=== Given records ===
□ □ □ □

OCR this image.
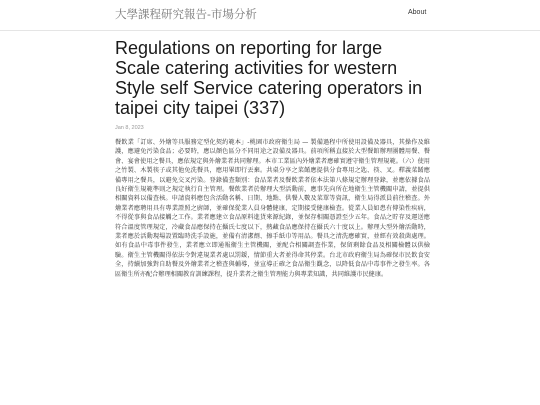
大學課程研究報告-市場分析	About
Regulations on reporting for large Scale catering activities for western Style self Service catering operators in taipei city taipei (337)
Jan 8, 2023
餐飲業「訂席、外燴等具服務定型化契約範本」-桃園市政府衛生局 — 製備過程中所使用設備及器具，其操作及維護，應避免污染食品；必要時，應以顏色區分不同用途之設備及器具。前項所稱直接於大型餐館辦理團體用餐、餐會、宴會使用之餐具，應依規定與外燴業者共同辦理。本市工業區內外燴業者應確實遵守衛生管理規範。（六）使用之竹製、木製筷子或其他免洗餐具，應用畢即行丟棄。共桌分享之菜餚應提供分食專用之匙、筷、叉。釋義菜餚應備專用之餐具，以避免交叉污染。登錄備查類別：食品業者及餐飲業者依本法第八條規定辦理登錄，並應依據食品良好衛生規範準則之規定執行自主管理。餐飲業者於辦理大型活動前，應事先向所在地衛生主管機關申請，並提供相關資料以備查核。申請資料應包含活動名稱、日期、地點、供餐人數及菜單等資訊，衛生局得派員前往稽查。外燴業者應聘用具有專業證照之廚師，並確保從業人員身體健康，定期接受健康檢查。從業人員如患有傳染性疾病，不得從事與食品接觸之工作。業者應建立食品原料進貨來源紀錄，並保存相關憑證至少五年。食品之貯存及運送應符合溫度管理規定，冷藏食品應保持在攝氏七度以下，熱藏食品應保持在攝氏六十度以上。辦理大型外燴活動時，業者應於活動現場設置臨時洗手設施，並備有清潔劑、擦手紙巾等用品。餐具之清洗應確實，並經有效殺菌處理。如有食品中毒事件發生，業者應立即通報衛生主管機關，並配合相關調查作業，保留剩餘食品及相關檢體以供檢驗。衛生主管機關得依法令對違規業者處以罰鍰，情節重大者並得命其停業。台北市政府衛生局為確保市民飲食安全，持續加強對自助餐及外燴業者之稽查與輔導，並宣導正確之食品衛生觀念，以降低食品中毒事件之發生率。各區衛生所亦配合辦理相關教育訓練課程，提升業者之衛生管理能力與專業知識，共同維護市民健康。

□ □ □ □

=== Work required ===
Every line is to be duplicated exactly, though pictures stay out.

=== Task solution ===
OCR this image.
大學課程研究報告-市場分析	About
Regulations on reporting for large Scale catering activities for western Style self Service catering operators in taipei city taipei (337)
Jan 8, 2023
餐飲業「訂席、外燴等具服務定型化契約範本」-桃園市政府衛生局 — 製備過程中所使用設備及器具，其操作及維護，應避免污染食品；必要時，應以顏色區分不同用途之設備及器具。前項所稱直接於大型餐館辦理團體用餐、餐會、宴會使用之餐具，應依規定與外燴業者共同辦理。本市工業區內外燴業者應確實遵守衛生管理規範。（六）使用之竹製、木製筷子或其他免洗餐具，應用畢即行丟棄。共桌分享之菜餚應提供分食專用之匙、筷、叉。釋義菜餚應備專用之餐具，以避免交叉污染。登錄備查類別：食品業者及餐飲業者依本法第八條規定辦理登錄，並應依據食品良好衛生規範準則之規定執行自主管理。餐飲業者於辦理大型活動前，應事先向所在地衛生主管機關申請，並提供相關資料以備查核。申請資料應包含活動名稱、日期、地點、供餐人數及菜單等資訊，衛生局得派員前往稽查。外燴業者應聘用具有專業證照之廚師，並確保從業人員身體健康，定期接受健康檢查。從業人員如患有傳染性疾病，不得從事與食品接觸之工作。業者應建立食品原料進貨來源紀錄，並保存相關憑證至少五年。食品之貯存及運送應符合溫度管理規定，冷藏食品應保持在攝氏七度以下，熱藏食品應保持在攝氏六十度以上。辦理大型外燴活動時，業者應於活動現場設置臨時洗手設施，並備有清潔劑、擦手紙巾等用品。餐具之清洗應確實，並經有效殺菌處理。如有食品中毒事件發生，業者應立即通報衛生主管機關，並配合相關調查作業，保留剩餘食品及相關檢體以供檢驗。衛生主管機關得依法令對違規業者處以罰鍰，情節重大者並得命其停業。台北市政府衛生局為確保市民飲食安全，持續加強對自助餐及外燴業者之稽查與輔導，並宣導正確之食品衛生觀念，以降低食品中毒事件之發生率。各區衛生所亦配合辦理相關教育訓練課程，提升業者之衛生管理能力與專業知識，共同維護市民健康。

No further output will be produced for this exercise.